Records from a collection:
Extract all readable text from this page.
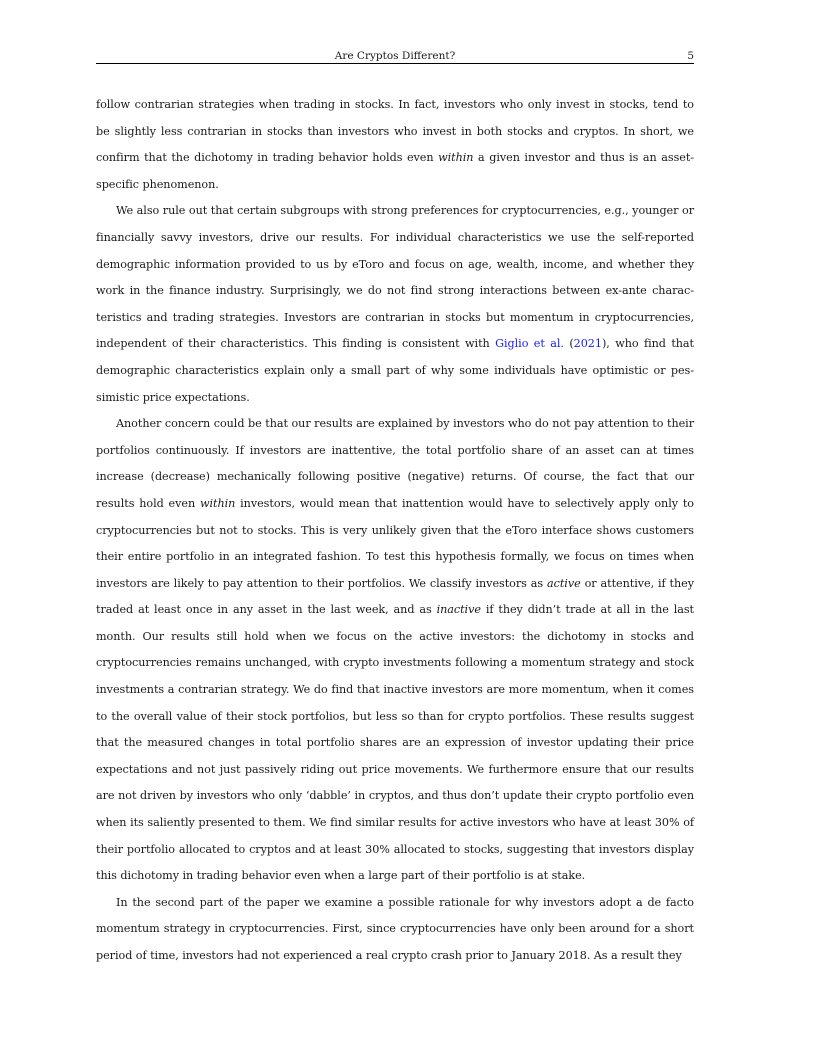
Are Cryptos Different?	5

follow contrarian strategies when trading in stocks. In fact, investors who only invest in stocks, tend to be slightly less contrarian in stocks than investors who invest in both stocks and cryptos. In short, we confirm that the dichotomy in trading behavior holds even within a given investor and thus is an asset-specific phenomenon.

We also rule out that certain subgroups with strong preferences for cryptocurrencies, e.g., younger or financially savvy investors, drive our results. For individual characteristics we use the self-reported demographic information provided to us by eToro and focus on age, wealth, income, and whether they work in the finance industry. Surprisingly, we do not find strong interactions between ex-ante characteristics and trading strategies. Investors are contrarian in stocks but momentum in cryptocurrencies, independent of their characteristics. This finding is consistent with Giglio et al. (2021), who find that demographic characteristics explain only a small part of why some individuals have optimistic or pessimistic price expectations.

Another concern could be that our results are explained by investors who do not pay attention to their portfolios continuously. If investors are inattentive, the total portfolio share of an asset can at times increase (decrease) mechanically following positive (negative) returns. Of course, the fact that our results hold even within investors, would mean that inattention would have to selectively apply only to cryptocurrencies but not to stocks. This is very unlikely given that the eToro interface shows customers their entire portfolio in an integrated fashion. To test this hypothesis formally, we focus on times when investors are likely to pay attention to their portfolios. We classify investors as active or attentive, if they traded at least once in any asset in the last week, and as inactive if they didn’t trade at all in the last month. Our results still hold when we focus on the active investors: the dichotomy in stocks and cryptocurrencies remains unchanged, with crypto investments following a momentum strategy and stock investments a contrarian strategy. We do find that inactive investors are more momentum, when it comes to the overall value of their stock portfolios, but less so than for crypto portfolios. These results suggest that the measured changes in total portfolio shares are an expression of investor updating their price expectations and not just passively riding out price movements. We furthermore ensure that our results are not driven by investors who only ‘dabble’ in cryptos, and thus don’t update their crypto portfolio even when its saliently presented to them. We find similar results for active investors who have at least 30% of their portfolio allocated to cryptos and at least 30% allocated to stocks, suggesting that investors display this dichotomy in trading behavior even when a large part of their portfolio is at stake.

In the second part of the paper we examine a possible rationale for why investors adopt a de facto momentum strategy in cryptocurrencies. First, since cryptocurrencies have only been around for a short period of time, investors had not experienced a real crypto crash prior to January 2018. As a result they
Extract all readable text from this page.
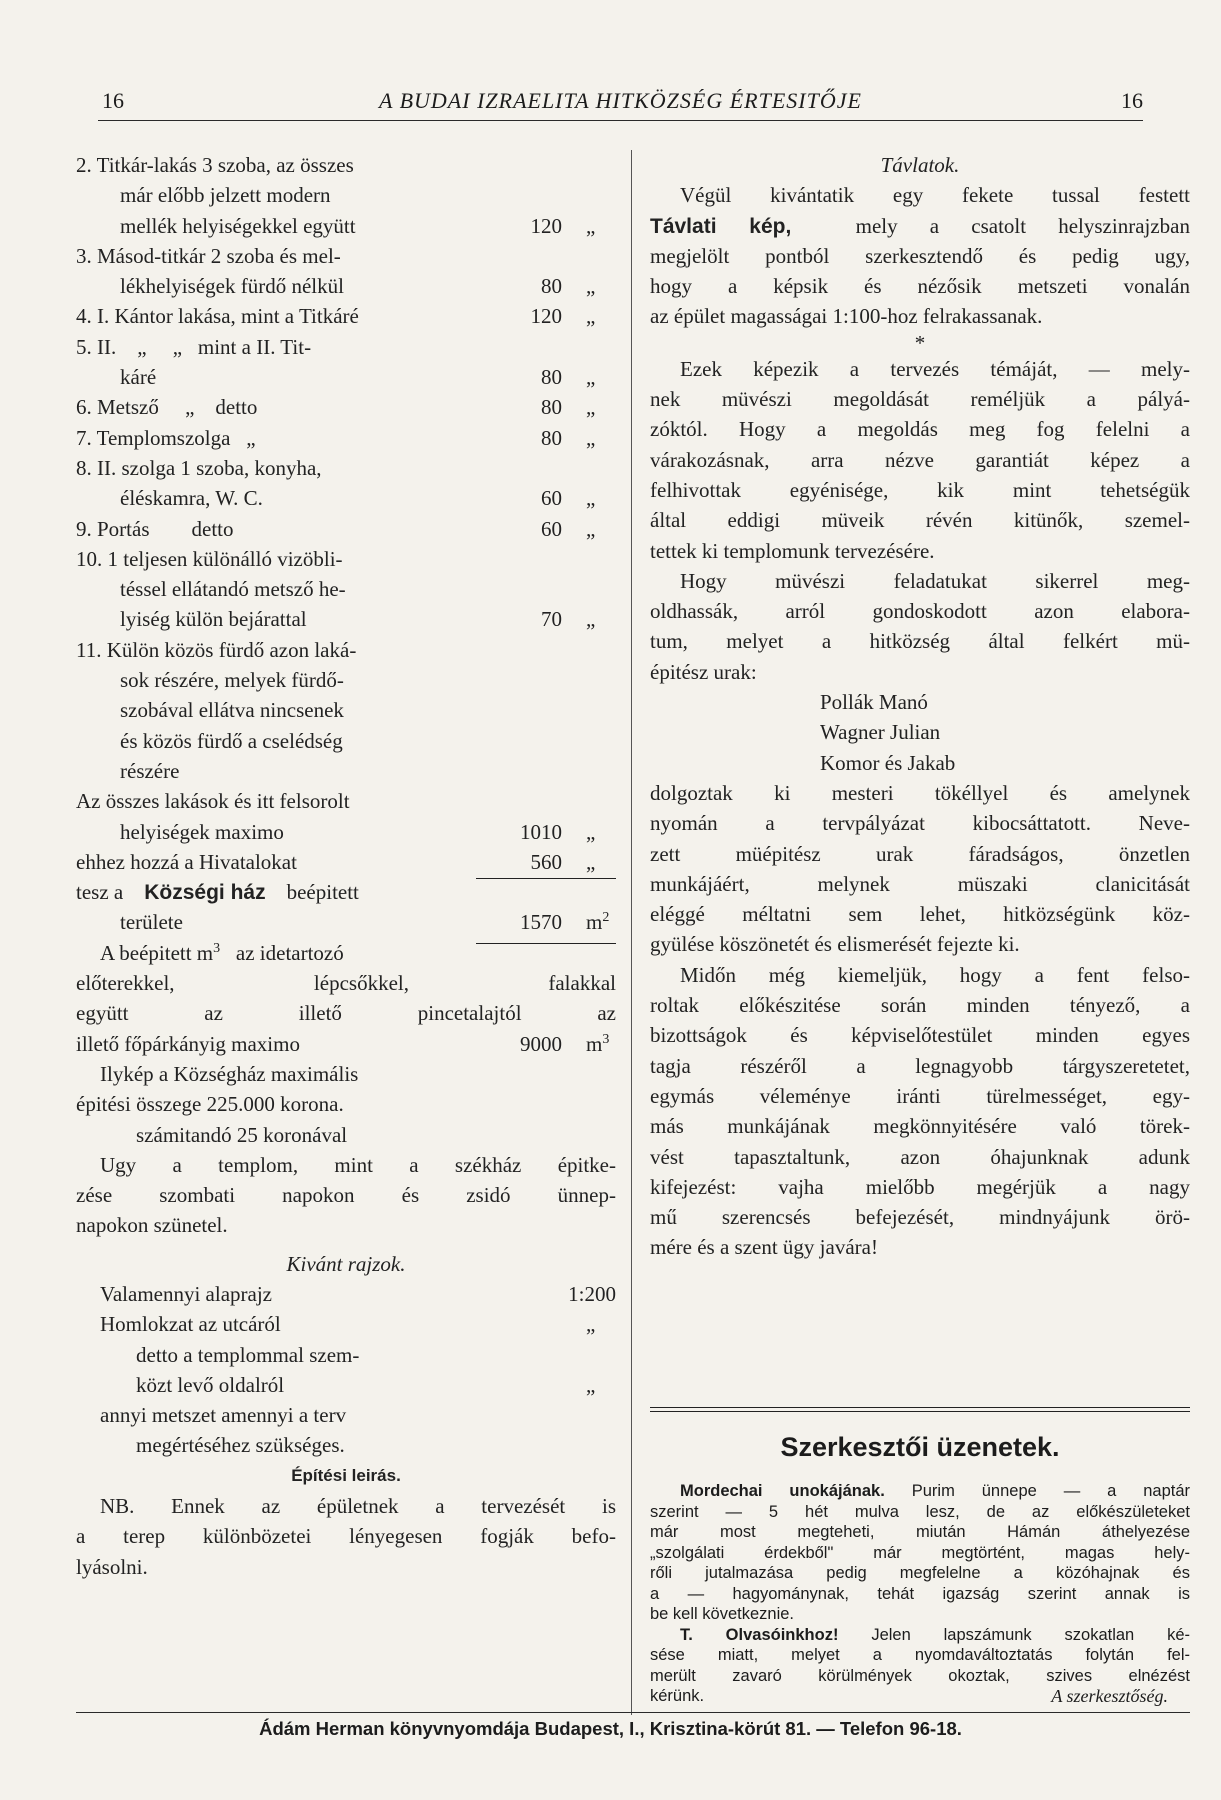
16	A BUDAI IZRAELITA HITKÖZSÉG ÉRTESITŐJE	16
2. Titkár-lakás 3 szoba, az összes
már előbb jelzett modern
mellék helyiségekkel együtt	120 „
3. Másod-titkár 2 szoba és mel-
lékhelyiségek fürdő nélkül	80 „
4. I. Kántor lakása, mint a Titkáré	120 „
5. II.    „     „   mint a II. Tit-
káré	80 „
6. Metsző     „    detto	80 „
7. Templomszolga   „	80 „
8. II. szolga 1 szoba, konyha,
éléskamra, W. C.	60 „
9. Portás        detto	60 „
10. 1 teljesen különálló vizöbli-
téssel ellátandó metsző he-
lyiség külön bejárattal	70 „
11. Külön közös fürdő azon laká-
sok részére, melyek fürdő-
szobával ellátva nincsenek
és közös fürdő a cselédség
részére
Az összes lakások és itt felsorolt
helyiségek maximo	1010 „
ehhez hozzá a Hivatalokat	560 „
tesz a Községi ház beépitett
területe	1570 $m^2$
A beépitett $m^3$ az idetartozó
előterekkel, lépcsőkkel, falakkal
együtt az illető pincetalajtól az
illető főpárkányig maximo	9000 $m^3$
Ilykép a Községház maximális
épitési összege 225.000 korona.
számitandó 25 koronával
Ugy a templom, mint a székház épitke-
zése szombati napokon és zsidó ünnep-
napokon szünetel.
Kivánt rajzok.
Valamennyi alaprajz	1:200
Homlokzat az utcáról	„
detto a templommal szem-
közt levő oldalról	„
annyi metszet amennyi a terv
megértéséhez szükséges.
Építési leirás.
NB. Ennek az épületnek a tervezését is
a terep különbözetei lényegesen fogják befo-
lyásolni.
Távlatok.
Végül kivántatik egy fekete tussal festett
Távlati kép,	mely a csatolt helyszinrajzban
megjelölt pontból szerkesztendő és pedig ugy,
hogy a képsik és nézősik metszeti vonalán
az épület magasságai 1:100-hoz felrakassanak.
*
Ezek képezik a tervezés témáját, — mely-
nek müvészi megoldását reméljük a pályá-
zóktól. Hogy a megoldás meg fog felelni a
várakozásnak, arra nézve garantiát képez a
felhivottak egyénisége, kik mint tehetségük
által eddigi müveik révén kitünők, szemel-
tettek ki templomunk tervezésére.
Hogy müvészi feladatukat sikerrel meg-
oldhassák, arról gondoskodott azon elabora-
tum, melyet a hitközség által felkért mü-
épitész urak:
Pollák Manó
Wagner Julian
Komor és Jakab
dolgoztak ki mesteri tökéllyel és amelynek
nyomán a tervpályázat kibocsáttatott. Neve-
zett müépitész urak fáradságos, önzetlen
munkájáért, melynek müszaki clanicitását
eléggé méltatni sem lehet, hitközségünk köz-
gyülése köszönetét és elismerését fejezte ki.
Midőn még kiemeljük, hogy a fent felso-
roltak előkészitése során minden tényező, a
bizottságok és képviselőtestület minden egyes
tagja részéről a legnagyobb tárgyszeretetet,
egymás véleménye iránti türelmességet, egy-
más munkájának megkönnyitésére való törek-
vést tapasztaltunk, azon óhajunknak adunk
kifejezést: vajha mielőbb megérjük a nagy
mű szerencsés befejezését, mindnyájunk örö-
mére és a szent ügy javára!
Szerkesztői üzenetek.
Mordechai unokájának. Purim ünnepe — a naptár
szerint — 5 hét mulva lesz, de az előkészületeket
már most megteheti, miután Hámán áthelyezése
„szolgálati érdekből" már megtörtént, magas hely-
rőli jutalmazása pedig megfelelne a közóhajnak és
a — hagyománynak, tehát igazság szerint annak is
be kell következnie.
T. Olvasóinkhoz! Jelen lapszámunk szokatlan ké-
sése miatt, melyet a nyomdaváltoztatás folytán fel-
merült zavaró körülmények okoztak, szives elnézést
kérünk.	A szerkesztőség.
Ádám Herman könyvnyomdája Budapest, I., Krisztina-körút 81. — Telefon 96-18.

**GIVEN PROBLEM**
Pictures are excluded; copy all other data exactly as shown.

**EXPECTED OUTPUT**
Extract all readable text from this page.
Are Cryptos Different?	5

follow contrarian strategies when trading in stocks. In fact, investors who only invest in stocks, tend to be slightly less contrarian in stocks than investors who invest in both stocks and cryptos. In short, we confirm that the dichotomy in trading behavior holds even within a given investor and thus is an asset-specific phenomenon.

We also rule out that certain subgroups with strong preferences for cryptocurrencies, e.g., younger or financially savvy investors, drive our results. For individual characteristics we use the self-reported demographic information provided to us by eToro and focus on age, wealth, income, and whether they work in the finance industry. Surprisingly, we do not find strong interactions between ex-ante characteristics and trading strategies. Investors are contrarian in stocks but momentum in cryptocurrencies, independent of their characteristics. This finding is consistent with Giglio et al. (2021), who find that demographic characteristics explain only a small part of why some individuals have optimistic or pessimistic price expectations.

Another concern could be that our results are explained by investors who do not pay attention to their portfolios continuously. If investors are inattentive, the total portfolio share of an asset can at times increase (decrease) mechanically following positive (negative) returns. Of course, the fact that our results hold even within investors, would mean that inattention would have to selectively apply only to cryptocurrencies but not to stocks. This is very unlikely given that the eToro interface shows customers their entire portfolio in an integrated fashion. To test this hypothesis formally, we focus on times when investors are likely to pay attention to their portfolios. We classify investors as active or attentive, if they traded at least once in any asset in the last week, and as inactive if they didn’t trade at all in the last month. Our results still hold when we focus on the active investors: the dichotomy in stocks and cryptocurrencies remains unchanged, with crypto investments following a momentum strategy and stock investments a contrarian strategy. We do find that inactive investors are more momentum, when it comes to the overall value of their stock portfolios, but less so than for crypto portfolios. These results suggest that the measured changes in total portfolio shares are an expression of investor updating their price expectations and not just passively riding out price movements. We furthermore ensure that our results are not driven by investors who only ‘dabble’ in cryptos, and thus don’t update their crypto portfolio even when its saliently presented to them. We find similar results for active investors who have at least 30% of their portfolio allocated to cryptos and at least 30% allocated to stocks, suggesting that investors display this dichotomy in trading behavior even when a large part of their portfolio is at stake.

In the second part of the paper we examine a possible rationale for why investors adopt a de facto momentum strategy in cryptocurrencies. First, since cryptocurrencies have only been around for a short period of time, investors had not experienced a real crypto crash prior to January 2018. As a result they
Extract all readable text from this page.
16	A BUDAI IZRAELITA HITKÖZSÉG ÉRTESITŐJE	16
2. Titkár-lakás 3 szoba, az összes
már előbb jelzett modern
mellék helyiségekkel együtt	120 „
3. Másod-titkár 2 szoba és mel-
lékhelyiségek fürdő nélkül	80 „
4. I. Kántor lakása, mint a Titkáré	120 „
5. II.    „     „   mint a II. Tit-
káré	80 „
6. Metsző     „    detto	80 „
7. Templomszolga   „	80 „
8. II. szolga 1 szoba, konyha,
éléskamra, W. C.	60 „
9. Portás        detto	60 „
10. 1 teljesen különálló vizöbli-
téssel ellátandó metsző he-
lyiség külön bejárattal	70 „
11. Külön közös fürdő azon laká-
sok részére, melyek fürdő-
szobával ellátva nincsenek
és közös fürdő a cselédség
részére
Az összes lakások és itt felsorolt
helyiségek maximo	1010 „
ehhez hozzá a Hivatalokat	560 „
tesz a Községi ház beépitett
területe	1570 $m^2$
A beépitett $m^3$ az idetartozó
előterekkel, lépcsőkkel, falakkal
együtt az illető pincetalajtól az
illető főpárkányig maximo	9000 $m^3$
Ilykép a Községház maximális
épitési összege 225.000 korona.
számitandó 25 koronával
Ugy a templom, mint a székház épitke-
zése szombati napokon és zsidó ünnep-
napokon szünetel.
Kivánt rajzok.
Valamennyi alaprajz	1:200
Homlokzat az utcáról	„
detto a templommal szem-
közt levő oldalról	„
annyi metszet amennyi a terv
megértéséhez szükséges.
Építési leirás.
NB. Ennek az épületnek a tervezését is
a terep különbözetei lényegesen fogják befo-
lyásolni.
Távlatok.
Végül kivántatik egy fekete tussal festett
Távlati kép,	mely a csatolt helyszinrajzban
megjelölt pontból szerkesztendő és pedig ugy,
hogy a képsik és nézősik metszeti vonalán
az épület magasságai 1:100-hoz felrakassanak.
*
Ezek képezik a tervezés témáját, — mely-
nek müvészi megoldását reméljük a pályá-
zóktól. Hogy a megoldás meg fog felelni a
várakozásnak, arra nézve garantiát képez a
felhivottak egyénisége, kik mint tehetségük
által eddigi müveik révén kitünők, szemel-
tettek ki templomunk tervezésére.
Hogy müvészi feladatukat sikerrel meg-
oldhassák, arról gondoskodott azon elabora-
tum, melyet a hitközség által felkért mü-
épitész urak:
Pollák Manó
Wagner Julian
Komor és Jakab
dolgoztak ki mesteri tökéllyel és amelynek
nyomán a tervpályázat kibocsáttatott. Neve-
zett müépitész urak fáradságos, önzetlen
munkájáért, melynek müszaki clanicitását
eléggé méltatni sem lehet, hitközségünk köz-
gyülése köszönetét és elismerését fejezte ki.
Midőn még kiemeljük, hogy a fent felso-
roltak előkészitése során minden tényező, a
bizottságok és képviselőtestület minden egyes
tagja részéről a legnagyobb tárgyszeretetet,
egymás véleménye iránti türelmességet, egy-
más munkájának megkönnyitésére való törek-
vést tapasztaltunk, azon óhajunknak adunk
kifejezést: vajha mielőbb megérjük a nagy
mű szerencsés befejezését, mindnyájunk örö-
mére és a szent ügy javára!
Szerkesztői üzenetek.
Mordechai unokájának. Purim ünnepe — a naptár
szerint — 5 hét mulva lesz, de az előkészületeket
már most megteheti, miután Hámán áthelyezése
„szolgálati érdekből" már megtörtént, magas hely-
rőli jutalmazása pedig megfelelne a közóhajnak és
a — hagyománynak, tehát igazság szerint annak is
be kell következnie.
T. Olvasóinkhoz! Jelen lapszámunk szokatlan ké-
sése miatt, melyet a nyomdaváltoztatás folytán fel-
merült zavaró körülmények okoztak, szives elnézést
kérünk.	A szerkesztőség.
Ádám Herman könyvnyomdája Budapest, I., Krisztina-körút 81. — Telefon 96-18.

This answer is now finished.